Records for this task:
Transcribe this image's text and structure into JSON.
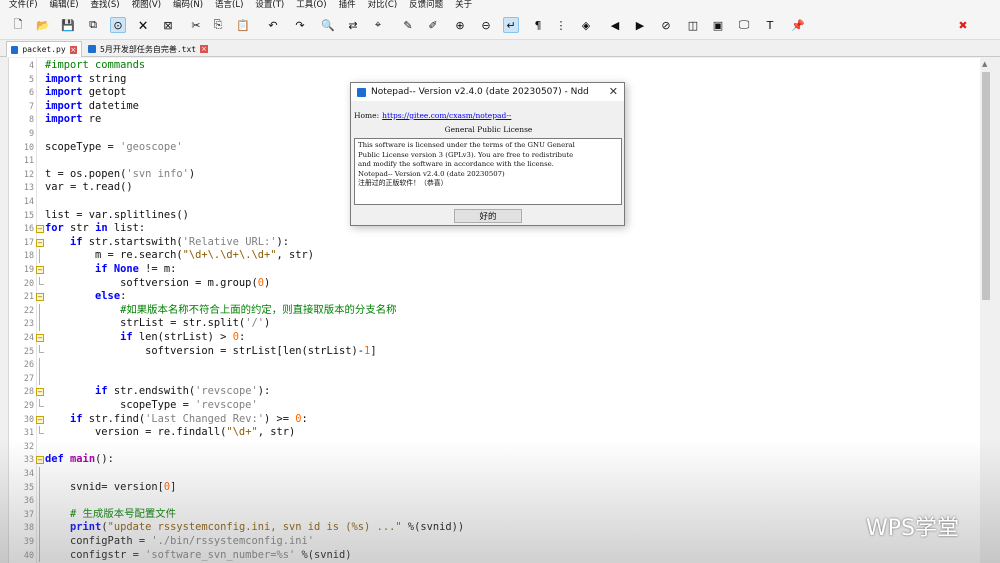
{
  "menu": [
    "文件(F)",
    "编辑(E)",
    "查找(S)",
    "视图(V)",
    "编码(N)",
    "语言(L)",
    "设置(T)",
    "工具(O)",
    "插件",
    "对比(C)",
    "反馈问题",
    "关于"
  ],
  "toolbar": {
    "icons": [
      "new-file-icon",
      "open-file-icon",
      "save-icon",
      "save-all-icon",
      "find-in-files-icon",
      "close-icon",
      "close-all-icon",
      "cut-icon",
      "copy-icon",
      "paste-icon",
      "undo-icon",
      "redo-icon",
      "find-icon",
      "find-replace-icon",
      "goto-icon",
      "marker-red-icon",
      "marker-clear-icon",
      "zoom-in-icon",
      "zoom-out-icon",
      "word-wrap-icon",
      "show-symbols-icon",
      "indent-guide-icon",
      "bookmark-icon",
      "prev-icon",
      "next-icon",
      "clear-icon",
      "split-icon",
      "panel-icon",
      "monitor-icon",
      "text-icon",
      "pin-icon",
      "close-red-icon"
    ]
  },
  "tabs": [
    {
      "label": "packet.py",
      "active": true
    },
    {
      "label": "5月开发部任务自完善.txt",
      "active": false
    }
  ],
  "lines": [
    {
      "n": "4",
      "html": "<span class=\"cm\">#import commands</span>"
    },
    {
      "n": "5",
      "html": "<span class=\"kw\">import</span> string"
    },
    {
      "n": "6",
      "html": "<span class=\"kw\">import</span> getopt"
    },
    {
      "n": "7",
      "html": "<span class=\"kw\">import</span> datetime"
    },
    {
      "n": "8",
      "html": "<span class=\"kw\">import</span> re"
    },
    {
      "n": "9",
      "html": ""
    },
    {
      "n": "10",
      "html": "scopeType = <span class=\"st\">'geoscope'</span>"
    },
    {
      "n": "11",
      "html": ""
    },
    {
      "n": "12",
      "html": "t = os.popen(<span class=\"st\">'svn info'</span>)"
    },
    {
      "n": "13",
      "html": "var = t.read()"
    },
    {
      "n": "14",
      "html": ""
    },
    {
      "n": "15",
      "html": "list = var.splitlines()"
    },
    {
      "n": "16",
      "html": "<span class=\"kw\">for</span> str <span class=\"kw\">in</span> list:",
      "fold": "start"
    },
    {
      "n": "17",
      "html": "    <span class=\"kw\">if</span> str.startswith(<span class=\"st\">'Relative URL:'</span>):",
      "fold": "start"
    },
    {
      "n": "18",
      "html": "        m = re.search(<span class=\"st2\">\"\\d+\\.\\d+\\.\\d+\"</span>, str)",
      "fold": "line"
    },
    {
      "n": "19",
      "html": "        <span class=\"kw\">if</span> <span class=\"kw\">None</span> != m:",
      "fold": "start"
    },
    {
      "n": "20",
      "html": "            softversion = m.group(<span class=\"nm\">0</span>)",
      "fold": "end"
    },
    {
      "n": "21",
      "html": "        <span class=\"kw\">else</span>:",
      "fold": "start"
    },
    {
      "n": "22",
      "html": "            <span class=\"cm\">#如果版本名称不符合上面的约定，则直接取版本的分支名称</span>",
      "fold": "line"
    },
    {
      "n": "23",
      "html": "            strList = str.split(<span class=\"st\">'/'</span>)",
      "fold": "line"
    },
    {
      "n": "24",
      "html": "            <span class=\"kw\">if</span> len(strList) > <span class=\"nm\">0</span>:",
      "fold": "start"
    },
    {
      "n": "25",
      "html": "                softversion = strList[len(strList)-<span class=\"nm\">1</span>]",
      "fold": "end"
    },
    {
      "n": "26",
      "html": "",
      "fold": "line"
    },
    {
      "n": "27",
      "html": "",
      "fold": "line"
    },
    {
      "n": "28",
      "html": "        <span class=\"kw\">if</span> str.endswith(<span class=\"st\">'revscope'</span>):",
      "fold": "start"
    },
    {
      "n": "29",
      "html": "            scopeType = <span class=\"st\">'revscope'</span>",
      "fold": "end"
    },
    {
      "n": "30",
      "html": "    <span class=\"kw\">if</span> str.find(<span class=\"st\">'Last Changed Rev:'</span>) >= <span class=\"nm\">0</span>:",
      "fold": "start"
    },
    {
      "n": "31",
      "html": "        version = re.findall(<span class=\"st2\">\"\\d+\"</span>, str)",
      "fold": "end"
    },
    {
      "n": "32",
      "html": ""
    },
    {
      "n": "33",
      "html": "<span class=\"kw\">def</span> <span class=\"fn\">main</span>():",
      "fold": "start"
    },
    {
      "n": "34",
      "html": "",
      "fold": "line"
    },
    {
      "n": "35",
      "html": "    svnid= version[<span class=\"nm\">0</span>]",
      "fold": "line"
    },
    {
      "n": "36",
      "html": "",
      "fold": "line"
    },
    {
      "n": "37",
      "html": "    <span class=\"cm\"># 生成版本号配置文件</span>",
      "fold": "line"
    },
    {
      "n": "38",
      "html": "    <span class=\"kw\">print</span>(<span class=\"st2\">\"update rssystemconfig.ini, svn id is (%s) ...\"</span> %(svnid))",
      "fold": "line"
    },
    {
      "n": "39",
      "html": "    configPath = <span class=\"st\">'./bin/rssystemconfig.ini'</span>",
      "fold": "line"
    },
    {
      "n": "40",
      "html": "    configstr = <span class=\"st\">'software_svn_number=%s'</span> %(svnid)",
      "fold": "line"
    }
  ],
  "dialog": {
    "title": "Notepad-- Version v2.4.0 (date 20230507) - Ndd",
    "home_label": "Home:",
    "home_link": "https://gitee.com/cxasm/notepad--",
    "gpl_heading": "General Public License",
    "license_lines": [
      "This software is licensed under the terms of the GNU General",
      "Public License version 3 (GPLv3). You are free to redistribute",
      "and modify the software in accordance with the license.",
      "Notepad-- Version v2.4.0 (date 20230507)",
      "注册过的正版软件！（恭喜）"
    ],
    "ok_label": "好的",
    "close_glyph": "✕"
  },
  "watermark": "WPS学堂"
}
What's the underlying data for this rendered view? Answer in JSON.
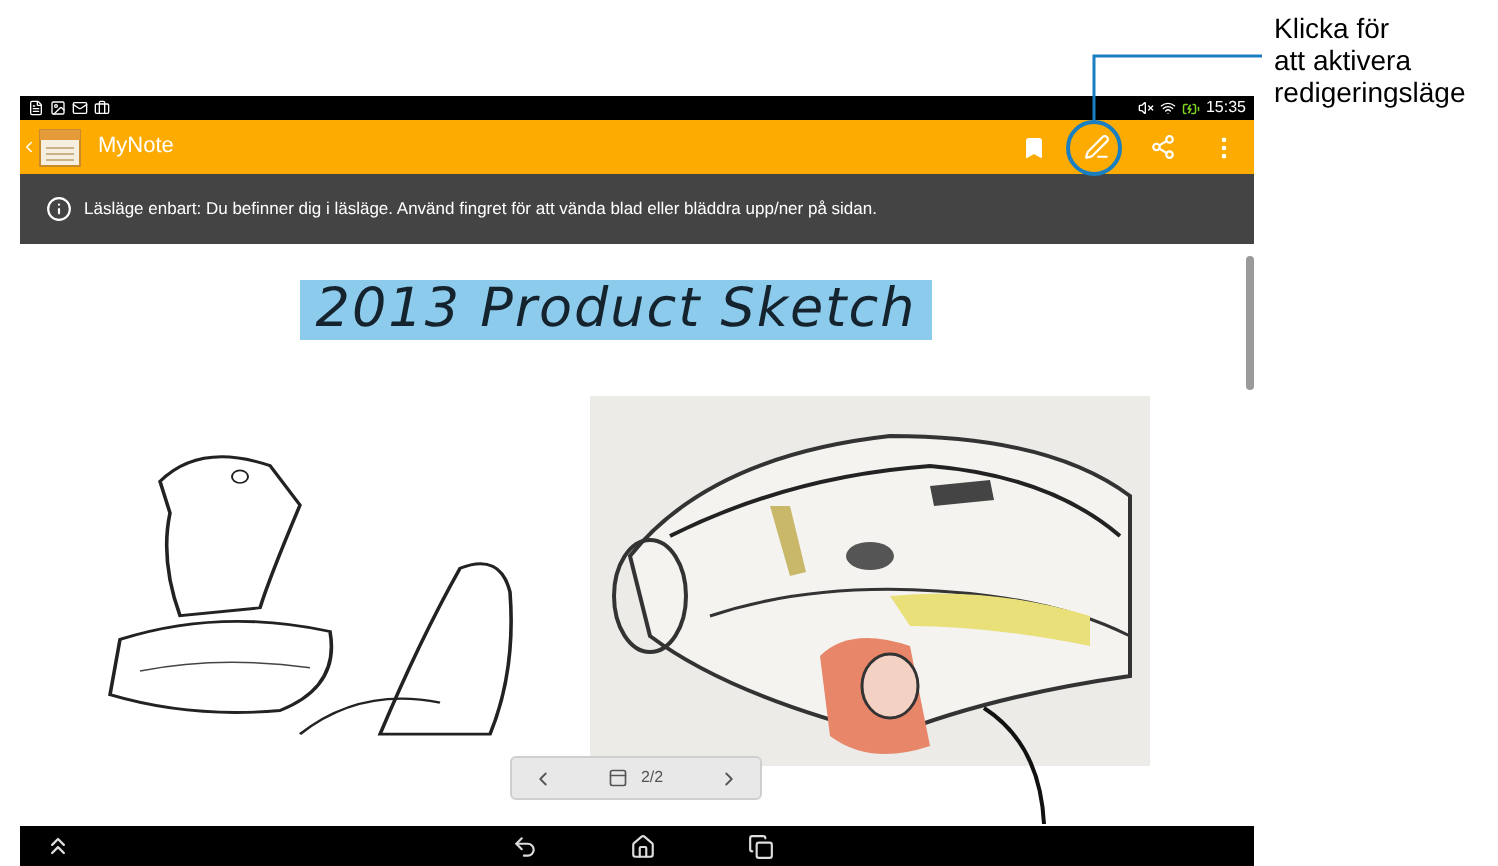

Your instructions: Without the pictures, transcribe the listing above exactly.

The answer:
Transcribe this image's text and structure into JSON.
{
  "menu": [
    "文件(F)",
    "编辑(E)",
    "查找(S)",
    "视图(V)",
    "编码(N)",
    "语言(L)",
    "设置(T)",
    "工具(O)",
    "插件",
    "对比(C)",
    "反馈问题",
    "关于"
  ],
  "toolbar": {
    "icons": [
      "new-file-icon",
      "open-file-icon",
      "save-icon",
      "save-all-icon",
      "find-in-files-icon",
      "close-icon",
      "close-all-icon",
      "cut-icon",
      "copy-icon",
      "paste-icon",
      "undo-icon",
      "redo-icon",
      "find-icon",
      "find-replace-icon",
      "goto-icon",
      "marker-red-icon",
      "marker-clear-icon",
      "zoom-in-icon",
      "zoom-out-icon",
      "word-wrap-icon",
      "show-symbols-icon",
      "indent-guide-icon",
      "bookmark-icon",
      "prev-icon",
      "next-icon",
      "clear-icon",
      "split-icon",
      "panel-icon",
      "monitor-icon",
      "text-icon",
      "pin-icon",
      "close-red-icon"
    ]
  },
  "tabs": [
    {
      "label": "packet.py",
      "active": true
    },
    {
      "label": "5月开发部任务自完善.txt",
      "active": false
    }
  ],
  "lines": [
    {
      "n": "4",
      "html": "<span class=\"cm\">#import commands</span>"
    },
    {
      "n": "5",
      "html": "<span class=\"kw\">import</span> string"
    },
    {
      "n": "6",
      "html": "<span class=\"kw\">import</span> getopt"
    },
    {
      "n": "7",
      "html": "<span class=\"kw\">import</span> datetime"
    },
    {
      "n": "8",
      "html": "<span class=\"kw\">import</span> re"
    },
    {
      "n": "9",
      "html": ""
    },
    {
      "n": "10",
      "html": "scopeType = <span class=\"st\">'geoscope'</span>"
    },
    {
      "n": "11",
      "html": ""
    },
    {
      "n": "12",
      "html": "t = os.popen(<span class=\"st\">'svn info'</span>)"
    },
    {
      "n": "13",
      "html": "var = t.read()"
    },
    {
      "n": "14",
      "html": ""
    },
    {
      "n": "15",
      "html": "list = var.splitlines()"
    },
    {
      "n": "16",
      "html": "<span class=\"kw\">for</span> str <span class=\"kw\">in</span> list:",
      "fold": "start"
    },
    {
      "n": "17",
      "html": "    <span class=\"kw\">if</span> str.startswith(<span class=\"st\">'Relative URL:'</span>):",
      "fold": "start"
    },
    {
      "n": "18",
      "html": "        m = re.search(<span class=\"st2\">\"\\d+\\.\\d+\\.\\d+\"</span>, str)",
      "fold": "line"
    },
    {
      "n": "19",
      "html": "        <span class=\"kw\">if</span> <span class=\"kw\">None</span> != m:",
      "fold": "start"
    },
    {
      "n": "20",
      "html": "            softversion = m.group(<span class=\"nm\">0</span>)",
      "fold": "end"
    },
    {
      "n": "21",
      "html": "        <span class=\"kw\">else</span>:",
      "fold": "start"
    },
    {
      "n": "22",
      "html": "            <span class=\"cm\">#如果版本名称不符合上面的约定，则直接取版本的分支名称</span>",
      "fold": "line"
    },
    {
      "n": "23",
      "html": "            strList = str.split(<span class=\"st\">'/'</span>)",
      "fold": "line"
    },
    {
      "n": "24",
      "html": "            <span class=\"kw\">if</span> len(strList) > <span class=\"nm\">0</span>:",
      "fold": "start"
    },
    {
      "n": "25",
      "html": "                softversion = strList[len(strList)-<span class=\"nm\">1</span>]",
      "fold": "end"
    },
    {
      "n": "26",
      "html": "",
      "fold": "line"
    },
    {
      "n": "27",
      "html": "",
      "fold": "line"
    },
    {
      "n": "28",
      "html": "        <span class=\"kw\">if</span> str.endswith(<span class=\"st\">'revscope'</span>):",
      "fold": "start"
    },
    {
      "n": "29",
      "html": "            scopeType = <span class=\"st\">'revscope'</span>",
      "fold": "end"
    },
    {
      "n": "30",
      "html": "    <span class=\"kw\">if</span> str.find(<span class=\"st\">'Last Changed Rev:'</span>) >= <span class=\"nm\">0</span>:",
      "fold": "start"
    },
    {
      "n": "31",
      "html": "        version = re.findall(<span class=\"st2\">\"\\d+\"</span>, str)",
      "fold": "end"
    },
    {
      "n": "32",
      "html": ""
    },
    {
      "n": "33",
      "html": "<span class=\"kw\">def</span> <span class=\"fn\">main</span>():",
      "fold": "start"
    },
    {
      "n": "34",
      "html": "",
      "fold": "line"
    },
    {
      "n": "35",
      "html": "    svnid= version[<span class=\"nm\">0</span>]",
      "fold": "line"
    },
    {
      "n": "36",
      "html": "",
      "fold": "line"
    },
    {
      "n": "37",
      "html": "    <span class=\"cm\"># 生成版本号配置文件</span>",
      "fold": "line"
    },
    {
      "n": "38",
      "html": "    <span class=\"kw\">print</span>(<span class=\"st2\">\"update rssystemconfig.ini, svn id is (%s) ...\"</span> %(svnid))",
      "fold": "line"
    },
    {
      "n": "39",
      "html": "    configPath = <span class=\"st\">'./bin/rssystemconfig.ini'</span>",
      "fold": "line"
    },
    {
      "n": "40",
      "html": "    configstr = <span class=\"st\">'software_svn_number=%s'</span> %(svnid)",
      "fold": "line"
    }
  ],
  "dialog": {
    "title": "Notepad-- Version v2.4.0 (date 20230507) - Ndd",
    "home_label": "Home:",
    "home_link": "https://gitee.com/cxasm/notepad--",
    "gpl_heading": "General Public License",
    "license_lines": [
      "This software is licensed under the terms of the GNU General",
      "Public License version 3 (GPLv3). You are free to redistribute",
      "and modify the software in accordance with the license.",
      "Notepad-- Version v2.4.0 (date 20230507)",
      "注册过的正版软件！（恭喜）"
    ],
    "ok_label": "好的",
    "close_glyph": "✕"
  },
  "watermark": "WPS学堂"
}
What's the underlying data for this rendered view? Answer in JSON.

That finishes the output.